Instructions for the task: Look through the records below and collect all lines that hold the string "user".

[start of Records shown]

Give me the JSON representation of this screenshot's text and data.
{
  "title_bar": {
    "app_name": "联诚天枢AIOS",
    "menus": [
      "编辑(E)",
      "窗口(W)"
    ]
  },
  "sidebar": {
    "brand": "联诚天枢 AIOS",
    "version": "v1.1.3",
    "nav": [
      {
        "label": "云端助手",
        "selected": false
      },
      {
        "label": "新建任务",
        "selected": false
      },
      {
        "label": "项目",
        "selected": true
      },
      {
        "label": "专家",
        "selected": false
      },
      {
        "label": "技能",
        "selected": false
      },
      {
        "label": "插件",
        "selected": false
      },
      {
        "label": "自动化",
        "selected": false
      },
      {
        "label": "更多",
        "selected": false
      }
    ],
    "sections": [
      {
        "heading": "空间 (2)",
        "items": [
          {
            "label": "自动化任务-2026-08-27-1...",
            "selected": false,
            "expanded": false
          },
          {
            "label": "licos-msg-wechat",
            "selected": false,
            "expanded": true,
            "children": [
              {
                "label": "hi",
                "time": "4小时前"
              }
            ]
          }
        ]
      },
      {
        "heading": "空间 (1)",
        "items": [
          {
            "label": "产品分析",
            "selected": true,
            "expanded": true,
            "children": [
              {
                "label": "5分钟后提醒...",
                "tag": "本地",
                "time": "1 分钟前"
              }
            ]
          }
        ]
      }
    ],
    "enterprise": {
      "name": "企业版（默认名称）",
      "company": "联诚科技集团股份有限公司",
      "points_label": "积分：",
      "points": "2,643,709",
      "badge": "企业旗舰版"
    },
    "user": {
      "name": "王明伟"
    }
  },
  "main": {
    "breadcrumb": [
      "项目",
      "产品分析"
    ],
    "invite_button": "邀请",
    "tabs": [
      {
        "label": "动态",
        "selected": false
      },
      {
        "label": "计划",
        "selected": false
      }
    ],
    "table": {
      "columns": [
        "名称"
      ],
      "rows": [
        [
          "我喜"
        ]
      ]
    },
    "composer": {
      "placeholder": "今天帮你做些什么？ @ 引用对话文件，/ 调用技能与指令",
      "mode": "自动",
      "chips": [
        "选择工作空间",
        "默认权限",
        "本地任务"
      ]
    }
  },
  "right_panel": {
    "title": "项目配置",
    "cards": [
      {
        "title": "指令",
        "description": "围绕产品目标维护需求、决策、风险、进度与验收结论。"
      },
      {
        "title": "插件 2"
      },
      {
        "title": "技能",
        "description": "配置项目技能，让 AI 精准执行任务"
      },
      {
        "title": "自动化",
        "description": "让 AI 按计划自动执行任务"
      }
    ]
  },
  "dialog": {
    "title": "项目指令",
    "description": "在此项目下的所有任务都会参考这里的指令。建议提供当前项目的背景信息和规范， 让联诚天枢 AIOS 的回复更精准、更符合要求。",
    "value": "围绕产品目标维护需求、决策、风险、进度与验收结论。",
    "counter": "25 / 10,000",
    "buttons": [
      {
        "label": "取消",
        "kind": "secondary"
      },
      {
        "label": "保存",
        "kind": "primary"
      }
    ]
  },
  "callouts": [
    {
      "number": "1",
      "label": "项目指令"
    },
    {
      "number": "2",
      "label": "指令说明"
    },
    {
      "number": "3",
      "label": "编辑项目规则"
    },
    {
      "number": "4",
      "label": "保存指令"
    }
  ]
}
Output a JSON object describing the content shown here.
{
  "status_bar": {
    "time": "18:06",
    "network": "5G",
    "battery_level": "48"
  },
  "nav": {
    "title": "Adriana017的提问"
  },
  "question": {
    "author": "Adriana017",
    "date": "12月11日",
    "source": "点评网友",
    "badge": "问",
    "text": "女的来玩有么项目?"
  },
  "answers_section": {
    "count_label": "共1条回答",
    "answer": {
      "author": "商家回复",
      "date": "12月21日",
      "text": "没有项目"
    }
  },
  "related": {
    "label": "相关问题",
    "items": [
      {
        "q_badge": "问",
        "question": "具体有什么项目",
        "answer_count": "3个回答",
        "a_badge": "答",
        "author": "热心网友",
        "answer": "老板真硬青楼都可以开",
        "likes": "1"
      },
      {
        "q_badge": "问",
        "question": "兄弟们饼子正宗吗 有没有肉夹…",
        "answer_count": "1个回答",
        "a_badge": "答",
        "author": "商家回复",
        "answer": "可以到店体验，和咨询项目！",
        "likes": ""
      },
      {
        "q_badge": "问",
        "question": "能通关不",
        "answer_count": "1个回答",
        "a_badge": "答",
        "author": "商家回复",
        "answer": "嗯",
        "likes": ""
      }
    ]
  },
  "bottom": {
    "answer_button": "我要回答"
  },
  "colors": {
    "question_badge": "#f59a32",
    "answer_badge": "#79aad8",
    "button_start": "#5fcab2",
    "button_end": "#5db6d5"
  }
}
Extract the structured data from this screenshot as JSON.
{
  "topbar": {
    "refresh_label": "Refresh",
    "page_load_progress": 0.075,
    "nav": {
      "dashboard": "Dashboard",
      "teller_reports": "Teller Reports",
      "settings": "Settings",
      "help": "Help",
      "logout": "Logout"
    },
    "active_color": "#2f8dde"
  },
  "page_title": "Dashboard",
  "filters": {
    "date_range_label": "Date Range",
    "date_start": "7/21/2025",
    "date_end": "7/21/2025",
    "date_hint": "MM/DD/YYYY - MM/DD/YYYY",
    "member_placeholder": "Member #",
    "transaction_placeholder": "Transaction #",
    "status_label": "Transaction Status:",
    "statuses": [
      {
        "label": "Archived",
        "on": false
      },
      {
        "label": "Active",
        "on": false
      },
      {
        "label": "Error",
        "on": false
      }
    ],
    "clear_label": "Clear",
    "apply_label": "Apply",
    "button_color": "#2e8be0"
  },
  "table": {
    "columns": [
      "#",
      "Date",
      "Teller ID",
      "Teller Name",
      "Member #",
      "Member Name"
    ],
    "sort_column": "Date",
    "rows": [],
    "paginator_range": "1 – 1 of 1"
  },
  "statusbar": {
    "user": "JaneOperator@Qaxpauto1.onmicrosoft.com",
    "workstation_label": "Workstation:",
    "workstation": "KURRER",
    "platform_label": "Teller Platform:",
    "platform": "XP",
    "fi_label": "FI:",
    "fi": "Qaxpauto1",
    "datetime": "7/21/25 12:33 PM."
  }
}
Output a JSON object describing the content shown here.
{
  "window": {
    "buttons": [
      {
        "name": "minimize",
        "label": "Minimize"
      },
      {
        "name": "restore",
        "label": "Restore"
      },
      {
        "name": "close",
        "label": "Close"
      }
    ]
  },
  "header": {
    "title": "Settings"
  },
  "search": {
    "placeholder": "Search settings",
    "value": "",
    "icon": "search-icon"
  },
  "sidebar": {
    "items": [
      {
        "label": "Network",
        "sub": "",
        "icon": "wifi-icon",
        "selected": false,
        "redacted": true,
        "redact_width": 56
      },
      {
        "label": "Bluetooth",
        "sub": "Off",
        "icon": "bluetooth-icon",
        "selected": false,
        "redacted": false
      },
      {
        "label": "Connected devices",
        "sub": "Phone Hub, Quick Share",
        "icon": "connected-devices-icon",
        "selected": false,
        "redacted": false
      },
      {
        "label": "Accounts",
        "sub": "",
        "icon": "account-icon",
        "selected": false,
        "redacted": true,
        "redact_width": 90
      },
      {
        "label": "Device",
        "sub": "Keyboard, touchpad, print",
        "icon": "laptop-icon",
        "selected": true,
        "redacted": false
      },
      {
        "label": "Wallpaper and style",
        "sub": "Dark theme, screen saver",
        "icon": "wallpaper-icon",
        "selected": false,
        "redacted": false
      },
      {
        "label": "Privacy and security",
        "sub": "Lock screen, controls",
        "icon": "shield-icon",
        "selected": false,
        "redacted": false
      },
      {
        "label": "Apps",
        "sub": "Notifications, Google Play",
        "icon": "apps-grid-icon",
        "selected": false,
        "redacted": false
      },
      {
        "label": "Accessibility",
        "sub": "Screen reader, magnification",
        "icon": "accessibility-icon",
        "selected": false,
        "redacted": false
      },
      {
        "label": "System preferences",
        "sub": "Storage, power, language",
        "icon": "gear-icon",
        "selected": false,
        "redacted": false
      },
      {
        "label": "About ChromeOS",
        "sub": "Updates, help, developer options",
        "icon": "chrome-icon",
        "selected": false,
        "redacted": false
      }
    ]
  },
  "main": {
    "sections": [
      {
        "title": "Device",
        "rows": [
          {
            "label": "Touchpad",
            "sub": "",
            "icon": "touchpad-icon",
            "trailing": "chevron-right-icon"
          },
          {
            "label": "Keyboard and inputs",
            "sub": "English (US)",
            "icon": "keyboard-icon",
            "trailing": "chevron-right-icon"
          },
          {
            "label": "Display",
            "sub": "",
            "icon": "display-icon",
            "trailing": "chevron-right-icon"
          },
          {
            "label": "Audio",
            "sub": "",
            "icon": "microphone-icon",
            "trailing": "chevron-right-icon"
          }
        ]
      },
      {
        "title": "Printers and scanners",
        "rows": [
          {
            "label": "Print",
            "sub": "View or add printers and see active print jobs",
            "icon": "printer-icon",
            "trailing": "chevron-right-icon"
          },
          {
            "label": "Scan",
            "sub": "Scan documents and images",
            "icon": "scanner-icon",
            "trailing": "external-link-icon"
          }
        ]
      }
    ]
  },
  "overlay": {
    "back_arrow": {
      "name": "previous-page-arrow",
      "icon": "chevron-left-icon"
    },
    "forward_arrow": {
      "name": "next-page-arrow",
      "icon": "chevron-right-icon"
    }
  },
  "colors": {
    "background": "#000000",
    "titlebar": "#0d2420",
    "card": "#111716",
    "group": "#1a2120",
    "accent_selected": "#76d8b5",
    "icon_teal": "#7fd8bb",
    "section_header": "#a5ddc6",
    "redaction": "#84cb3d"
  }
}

[end of Records shown]

Finished answer:
    "user": {
    "user": "JaneOperator@Qaxpauto1.onmicrosoft.com",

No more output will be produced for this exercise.